**EXERCISE TASK:**
Transcribe the records below exactly as they appear, omitting any pictures.

**SOURCE DATA:**
--- BEGIN ---

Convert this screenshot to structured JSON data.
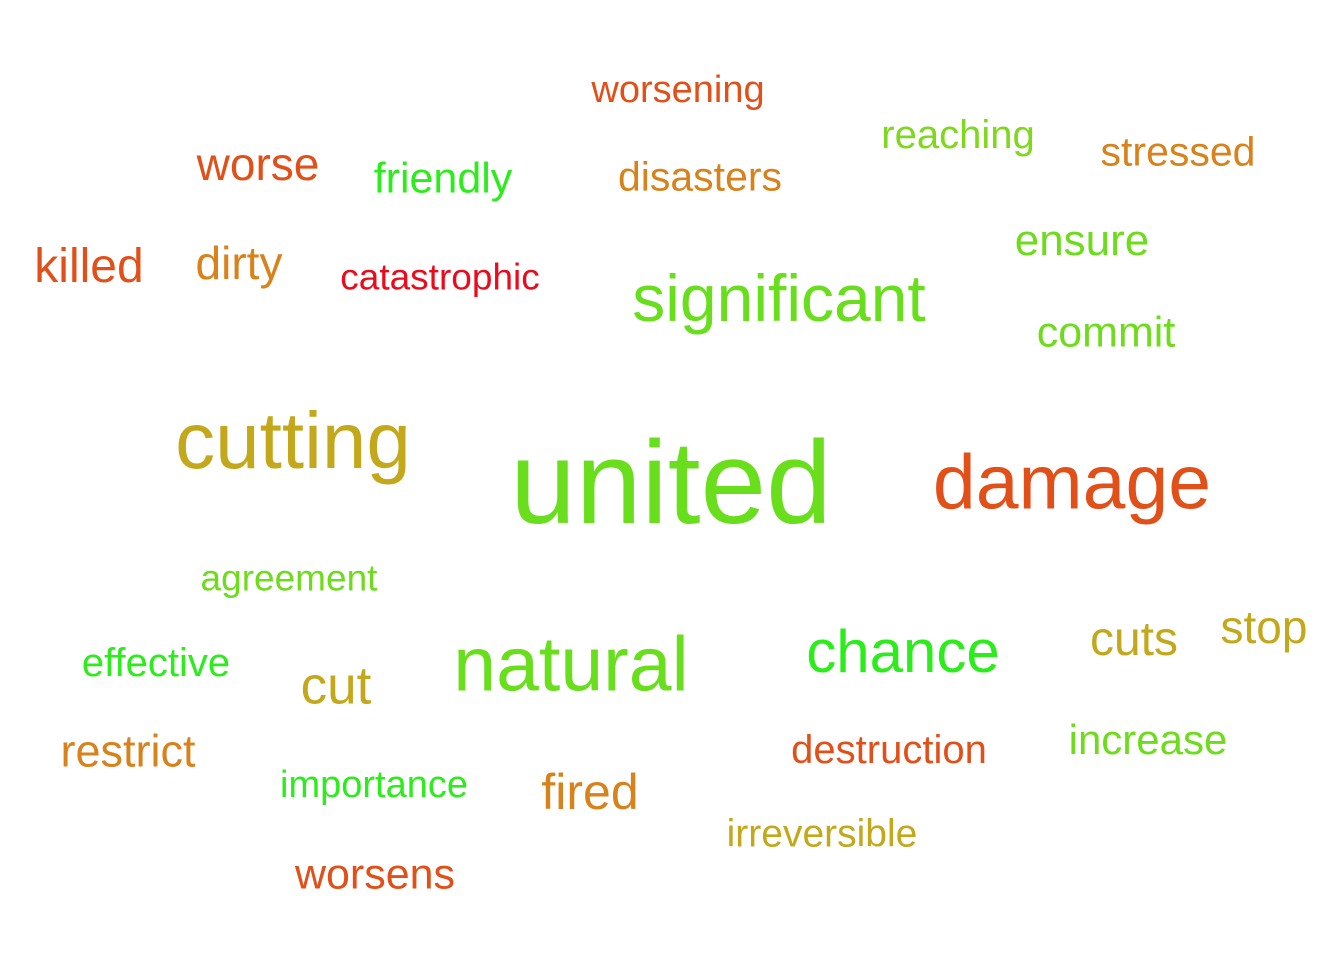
{
  "words": {
    "worsening": {
      "text": "worsening",
      "color": "#e2501a"
    },
    "reaching": {
      "text": "reaching",
      "color": "#7ed81c"
    },
    "stressed": {
      "text": "stressed",
      "color": "#d8821c"
    },
    "worse": {
      "text": "worse",
      "color": "#e2501a"
    },
    "friendly": {
      "text": "friendly",
      "color": "#2cec1c"
    },
    "disasters": {
      "text": "disasters",
      "color": "#d8821c"
    },
    "ensure": {
      "text": "ensure",
      "color": "#6edc1c"
    },
    "killed": {
      "text": "killed",
      "color": "#e2501a"
    },
    "dirty": {
      "text": "dirty",
      "color": "#d8821c"
    },
    "catastrophic": {
      "text": "catastrophic",
      "color": "#ea0c1c"
    },
    "significant": {
      "text": "significant",
      "color": "#68de1c"
    },
    "commit": {
      "text": "commit",
      "color": "#6edc1c"
    },
    "cutting": {
      "text": "cutting",
      "color": "#c4a81c"
    },
    "united": {
      "text": "united",
      "color": "#68de1c"
    },
    "damage": {
      "text": "damage",
      "color": "#e2501a"
    },
    "agreement": {
      "text": "agreement",
      "color": "#6edc1c"
    },
    "stop": {
      "text": "stop",
      "color": "#c4a81c"
    },
    "cuts": {
      "text": "cuts",
      "color": "#c4a81c"
    },
    "chance": {
      "text": "chance",
      "color": "#2cec1c"
    },
    "effective": {
      "text": "effective",
      "color": "#2cec1c"
    },
    "natural": {
      "text": "natural",
      "color": "#68de1c"
    },
    "cut": {
      "text": "cut",
      "color": "#c4a81c"
    },
    "increase": {
      "text": "increase",
      "color": "#6edc1c"
    },
    "destruction": {
      "text": "destruction",
      "color": "#e2501a"
    },
    "restrict": {
      "text": "restrict",
      "color": "#d8821c"
    },
    "importance": {
      "text": "importance",
      "color": "#2cec1c"
    },
    "fired": {
      "text": "fired",
      "color": "#d8821c"
    },
    "irreversible": {
      "text": "irreversible",
      "color": "#c4a81c"
    },
    "worsens": {
      "text": "worsens",
      "color": "#e2501a"
    }
  }
}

--- END ---

**WRITTEN RESPONSE:**
Convert this screenshot to structured JSON data.
{
  "words": {
    "worsening": {
      "text": "worsening",
      "color": "#e2501a"
    },
    "reaching": {
      "text": "reaching",
      "color": "#7ed81c"
    },
    "stressed": {
      "text": "stressed",
      "color": "#d8821c"
    },
    "worse": {
      "text": "worse",
      "color": "#e2501a"
    },
    "friendly": {
      "text": "friendly",
      "color": "#2cec1c"
    },
    "disasters": {
      "text": "disasters",
      "color": "#d8821c"
    },
    "ensure": {
      "text": "ensure",
      "color": "#6edc1c"
    },
    "killed": {
      "text": "killed",
      "color": "#e2501a"
    },
    "dirty": {
      "text": "dirty",
      "color": "#d8821c"
    },
    "catastrophic": {
      "text": "catastrophic",
      "color": "#ea0c1c"
    },
    "significant": {
      "text": "significant",
      "color": "#68de1c"
    },
    "commit": {
      "text": "commit",
      "color": "#6edc1c"
    },
    "cutting": {
      "text": "cutting",
      "color": "#c4a81c"
    },
    "united": {
      "text": "united",
      "color": "#68de1c"
    },
    "damage": {
      "text": "damage",
      "color": "#e2501a"
    },
    "agreement": {
      "text": "agreement",
      "color": "#6edc1c"
    },
    "stop": {
      "text": "stop",
      "color": "#c4a81c"
    },
    "cuts": {
      "text": "cuts",
      "color": "#c4a81c"
    },
    "chance": {
      "text": "chance",
      "color": "#2cec1c"
    },
    "effective": {
      "text": "effective",
      "color": "#2cec1c"
    },
    "natural": {
      "text": "natural",
      "color": "#68de1c"
    },
    "cut": {
      "text": "cut",
      "color": "#c4a81c"
    },
    "increase": {
      "text": "increase",
      "color": "#6edc1c"
    },
    "destruction": {
      "text": "destruction",
      "color": "#e2501a"
    },
    "restrict": {
      "text": "restrict",
      "color": "#d8821c"
    },
    "importance": {
      "text": "importance",
      "color": "#2cec1c"
    },
    "fired": {
      "text": "fired",
      "color": "#d8821c"
    },
    "irreversible": {
      "text": "irreversible",
      "color": "#c4a81c"
    },
    "worsens": {
      "text": "worsens",
      "color": "#e2501a"
    }
  }
}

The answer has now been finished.